| WHAT YOU HAVE TO DO |
From the entries below, copy every line that holds the word "RESET".

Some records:
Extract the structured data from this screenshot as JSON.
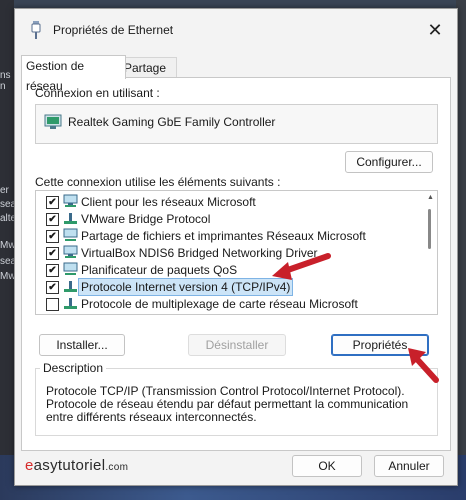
{
  "window": {
    "title": "Propriétés de Ethernet",
    "close_symbol": "✕"
  },
  "tabs": [
    {
      "label": "Gestion de réseau",
      "active": true
    },
    {
      "label": "Partage",
      "active": false
    }
  ],
  "connection": {
    "label": "Connexion en utilisant :",
    "adapter": "Realtek Gaming GbE Family Controller",
    "configure_button": "Configurer..."
  },
  "components": {
    "label": "Cette connexion utilise les éléments suivants :",
    "items": [
      {
        "label": "Client pour les réseaux Microsoft",
        "checked": true,
        "icon": "network-client-icon"
      },
      {
        "label": "VMware Bridge Protocol",
        "checked": true,
        "icon": "protocol-icon"
      },
      {
        "label": "Partage de fichiers et imprimantes Réseaux Microsoft",
        "checked": true,
        "icon": "service-icon"
      },
      {
        "label": "VirtualBox NDIS6 Bridged Networking Driver",
        "checked": true,
        "icon": "network-client-icon"
      },
      {
        "label": "Planificateur de paquets QoS",
        "checked": true,
        "icon": "service-icon"
      },
      {
        "label": "Protocole Internet version 4 (TCP/IPv4)",
        "checked": true,
        "icon": "protocol-icon",
        "selected": true
      },
      {
        "label": "Protocole de multiplexage de carte réseau Microsoft",
        "checked": false,
        "icon": "protocol-icon"
      }
    ]
  },
  "actions": {
    "install": "Installer...",
    "uninstall": "Désinstaller",
    "properties": "Propriétés"
  },
  "description": {
    "title": "Description",
    "text": "Protocole TCP/IP (Transmission Control Protocol/Internet Protocol). Protocole de réseau étendu par défaut permettant la communication entre différents réseaux interconnectés."
  },
  "footer": {
    "ok": "OK",
    "cancel": "Annuler"
  },
  "watermark": {
    "prefix": "e",
    "name": "asytutoriel",
    "suffix": ".com"
  },
  "background_fragments": [
    "rs",
    "ns n",
    "er",
    "sea",
    "alte",
    "Mw",
    "sea",
    "Mw"
  ],
  "colors": {
    "accent": "#2f6fc2",
    "selection": "#cce4f7",
    "arrow": "#c8202a"
  }
}
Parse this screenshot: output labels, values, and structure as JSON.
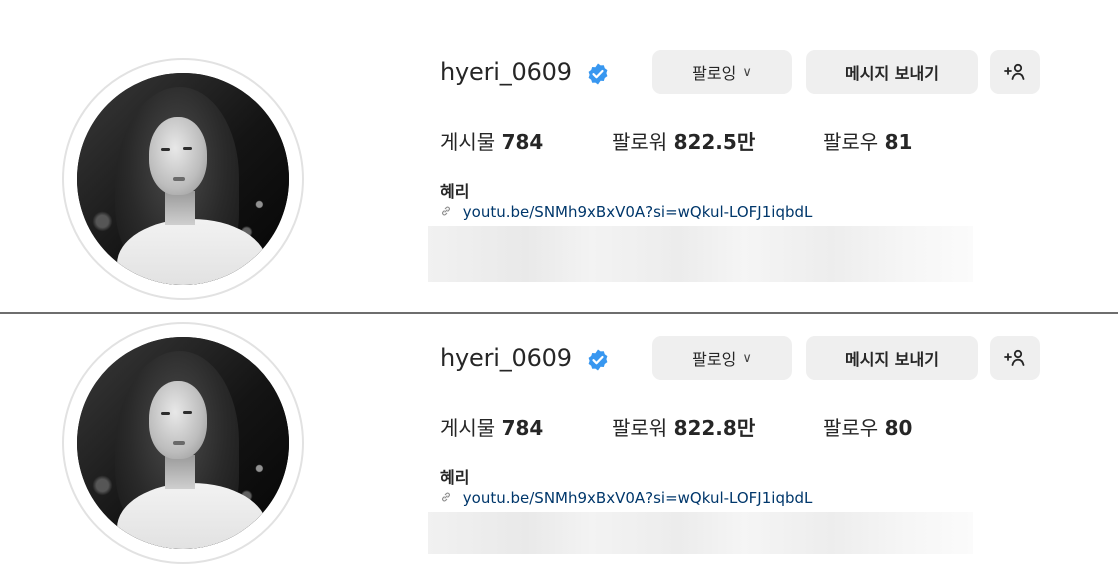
{
  "profiles": [
    {
      "username": "hyeri_0609",
      "follow_label": "팔로잉",
      "follow_chevron": "∨",
      "message_label": "메시지 보내기",
      "add_person_label": "+ጵ",
      "posts_label": "게시물",
      "posts_count": "784",
      "followers_label": "팔로워",
      "followers_count": "822.5만",
      "following_label": "팔로우",
      "following_count": "81",
      "display_name": "혜리",
      "link": "youtu.be/SNMh9xBxV0A?si=wQkul-LOFJ1iqbdL"
    },
    {
      "username": "hyeri_0609",
      "follow_label": "팔로잉",
      "follow_chevron": "∨",
      "message_label": "메시지 보내기",
      "add_person_label": "+ጵ",
      "posts_label": "게시물",
      "posts_count": "784",
      "followers_label": "팔로워",
      "followers_count": "822.8만",
      "following_label": "팔로우",
      "following_count": "80",
      "display_name": "혜리",
      "link": "youtu.be/SNMh9xBxV0A?si=wQkul-LOFJ1iqbdL"
    }
  ],
  "icons": {
    "verified": "verified-badge-icon",
    "link": "link-chain-icon",
    "chevron": "chevron-down-icon",
    "add_person": "add-person-icon"
  },
  "colors": {
    "verified_blue": "#3897f0",
    "button_bg": "#efefef",
    "link_text": "#00376b",
    "divider": "#6e6e6e"
  }
}
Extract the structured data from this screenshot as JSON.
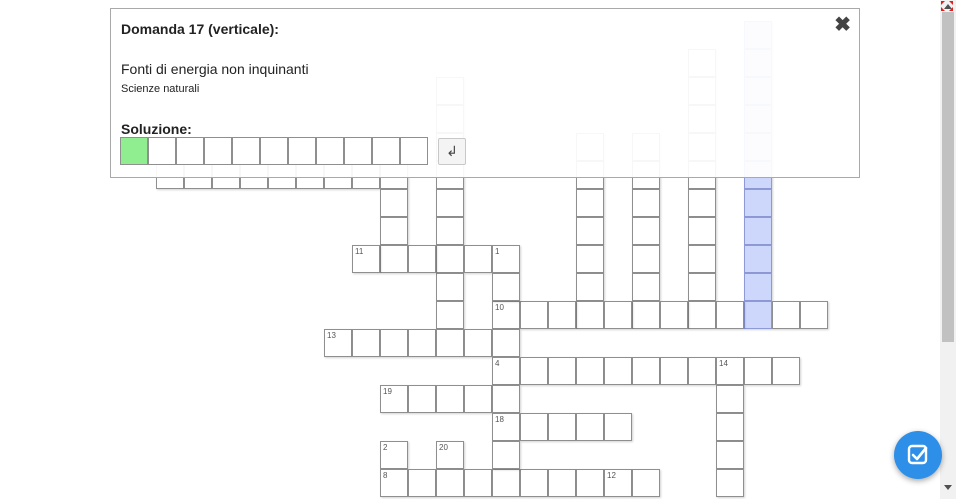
{
  "panel": {
    "question_title": "Domanda 17 (verticale):",
    "clue": "Fonti di energia non inquinanti",
    "category": "Scienze naturali",
    "solution_label": "Soluzione:",
    "answer_length": 11,
    "enter_symbol": "↲",
    "close_symbol": "✖"
  },
  "grid": {
    "numbers": [
      "11",
      "1",
      "10",
      "13",
      "4",
      "14",
      "19",
      "18",
      "2",
      "20",
      "8",
      "12"
    ]
  },
  "colors": {
    "highlight": "#ccd7fb",
    "answer_active": "#90ee90",
    "fab": "#2d8fe8"
  },
  "icons": {
    "close": "close-icon",
    "enter": "enter-icon",
    "check": "check-icon",
    "fullscreen": "fullscreen-icon"
  }
}
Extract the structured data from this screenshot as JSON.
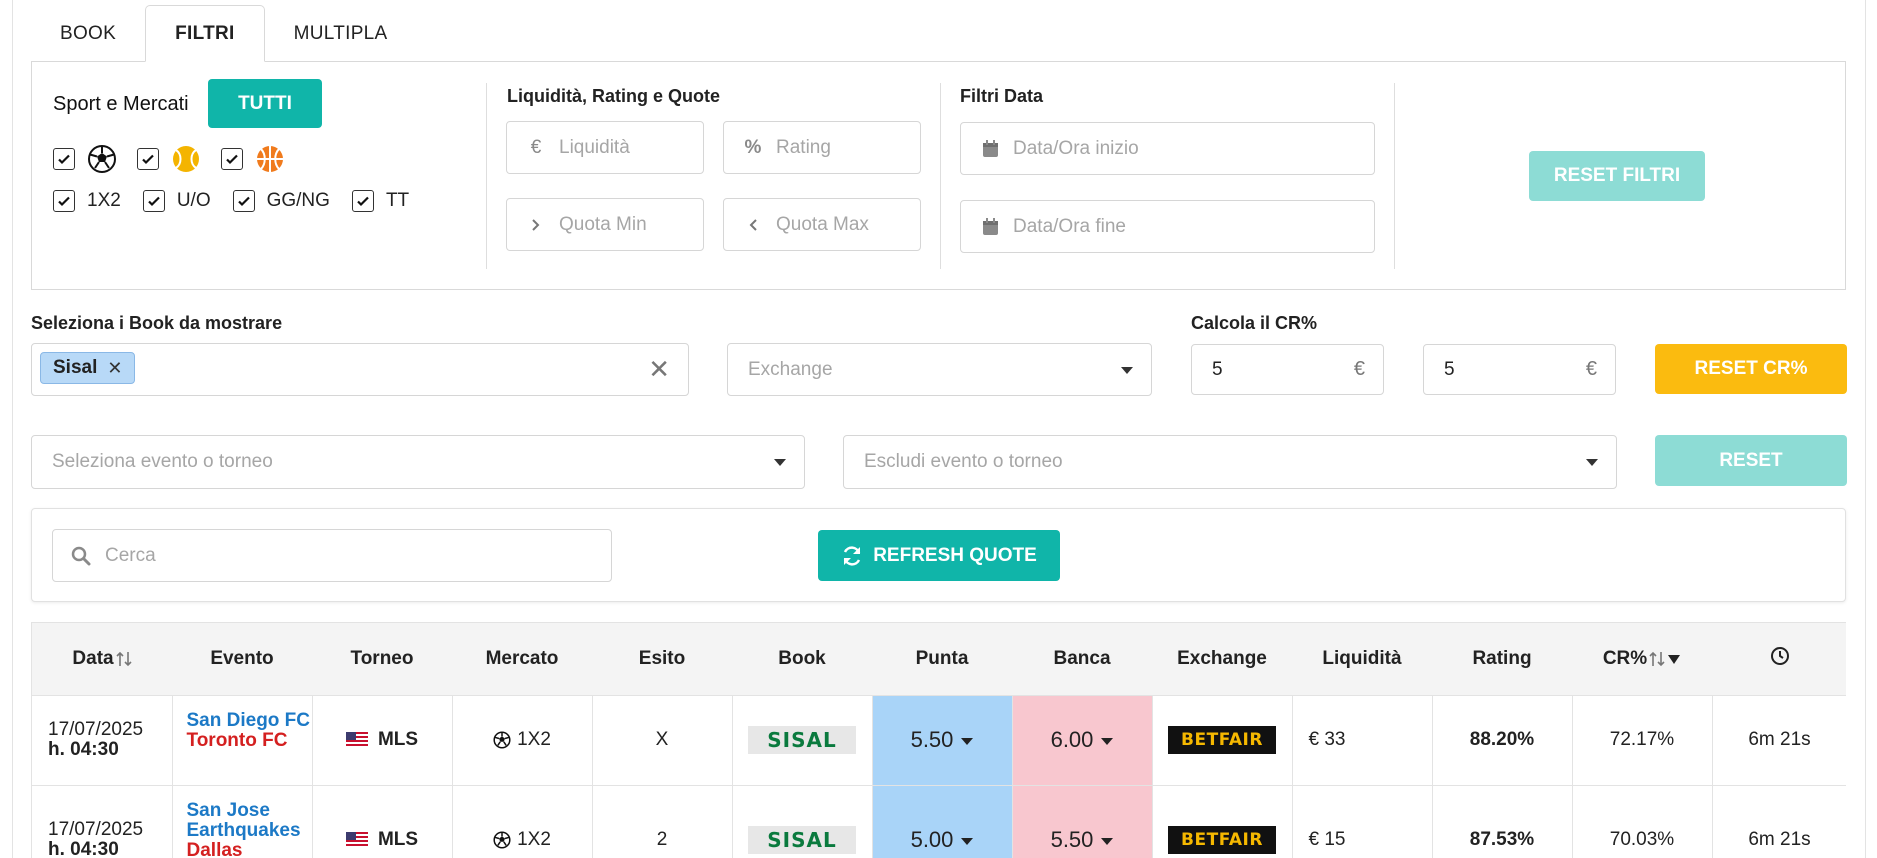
{
  "tabs": [
    {
      "label": "BOOK",
      "active": false
    },
    {
      "label": "FILTRI",
      "active": true
    },
    {
      "label": "MULTIPLA",
      "active": false
    }
  ],
  "filters": {
    "sport_title": "Sport e Mercati",
    "tutti_label": "TUTTI",
    "sports": [
      {
        "icon": "soccer-ball-icon",
        "checked": true
      },
      {
        "icon": "tennis-ball-icon",
        "checked": true
      },
      {
        "icon": "basketball-icon",
        "checked": true
      }
    ],
    "markets": [
      {
        "label": "1X2",
        "checked": true
      },
      {
        "label": "U/O",
        "checked": true
      },
      {
        "label": "GG/NG",
        "checked": true
      },
      {
        "label": "TT",
        "checked": true
      }
    ],
    "liq_title": "Liquidità, Rating e Quote",
    "liquidita_placeholder": "Liquidità",
    "rating_placeholder": "Rating",
    "quota_min_placeholder": "Quota Min",
    "quota_max_placeholder": "Quota Max",
    "date_title": "Filtri Data",
    "data_inizio_placeholder": "Data/Ora inizio",
    "data_fine_placeholder": "Data/Ora fine",
    "reset_filtri_label": "RESET FILTRI"
  },
  "books": {
    "label": "Seleziona i Book da mostrare",
    "selected": [
      "Sisal"
    ],
    "exchange_placeholder": "Exchange"
  },
  "cr": {
    "label": "Calcola il CR%",
    "value1": "5",
    "value2": "5",
    "currency": "€",
    "reset_cr_label": "RESET CR%"
  },
  "events": {
    "select_placeholder": "Seleziona evento o torneo",
    "exclude_placeholder": "Escludi evento o torneo",
    "reset_label": "RESET"
  },
  "search": {
    "placeholder": "Cerca",
    "refresh_label": "REFRESH QUOTE"
  },
  "table": {
    "headers": [
      "Data",
      "Evento",
      "Torneo",
      "Mercato",
      "Esito",
      "Book",
      "Punta",
      "Banca",
      "Exchange",
      "Liquidità",
      "Rating",
      "CR%",
      ""
    ],
    "rows": [
      {
        "date": "17/07/2025",
        "time": "h. 04:30",
        "home": "San Diego FC",
        "away": "Toronto FC",
        "tournament": "MLS",
        "market": "1X2",
        "outcome": "X",
        "book": "SISAL",
        "punta": "5.50",
        "banca": "6.00",
        "exchange": "BETFAIR",
        "liquidity": "€ 33",
        "rating": "88.20%",
        "cr": "72.17%",
        "elapsed": "6m 21s"
      },
      {
        "date": "17/07/2025",
        "time": "h. 04:30",
        "home": "San Jose Earthquakes",
        "away": "Dallas",
        "tournament": "MLS",
        "market": "1X2",
        "outcome": "2",
        "book": "SISAL",
        "punta": "5.00",
        "banca": "5.50",
        "exchange": "BETFAIR",
        "liquidity": "€ 15",
        "rating": "87.53%",
        "cr": "70.03%",
        "elapsed": "6m 21s"
      }
    ]
  },
  "colors": {
    "teal": "#10b5a9",
    "teal_light": "#8ddcd5",
    "yellow": "#fbbb0f",
    "punta_bg": "#a9d4f8",
    "banca_bg": "#f8c7cf",
    "home_team": "#1c79c6",
    "away_team": "#d42020"
  }
}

| WRITTEN REPLY |
    "reset_filtri_label": "RESET FILTRI"
    "reset_cr_label": "RESET CR%"
    "reset_label": "RESET"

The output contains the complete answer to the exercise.